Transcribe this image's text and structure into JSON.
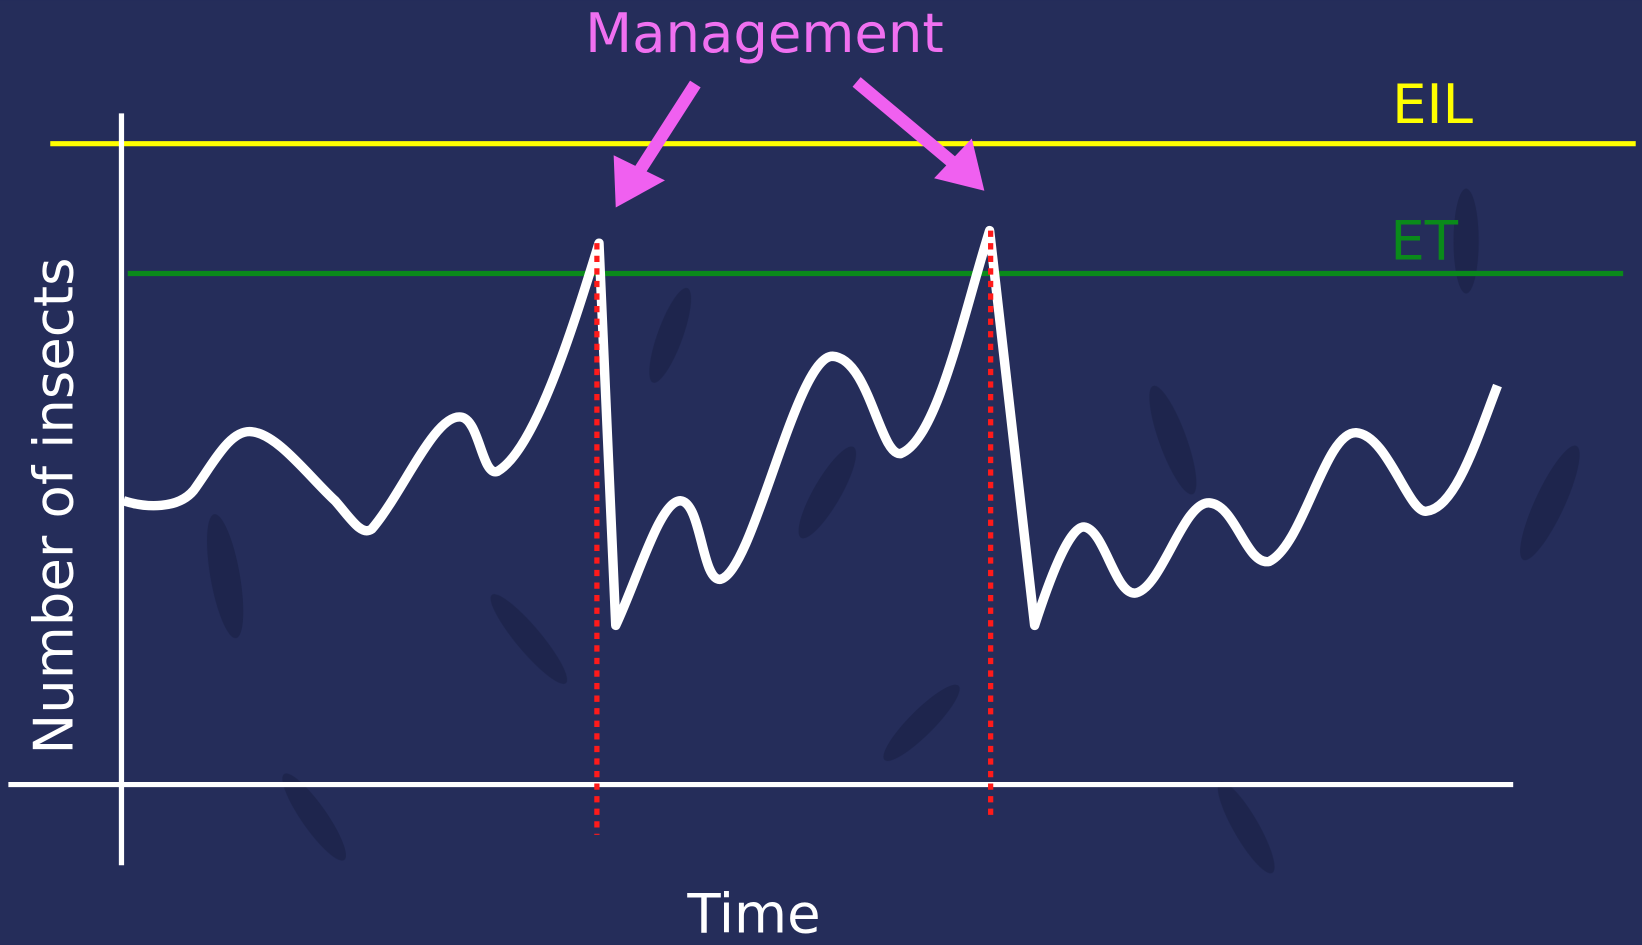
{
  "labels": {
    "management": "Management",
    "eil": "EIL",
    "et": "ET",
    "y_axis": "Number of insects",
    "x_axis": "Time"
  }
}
----------
Work to do
Exclude the pictures and transcribe all of the entries exactly.

Full answer
Transcribe this image's text and structure into JSON.
{
  "labels": {
    "management": "Management",
    "eil": "EIL",
    "et": "ET",
    "y_axis": "Number of insects",
    "x_axis": "Time"
  }
}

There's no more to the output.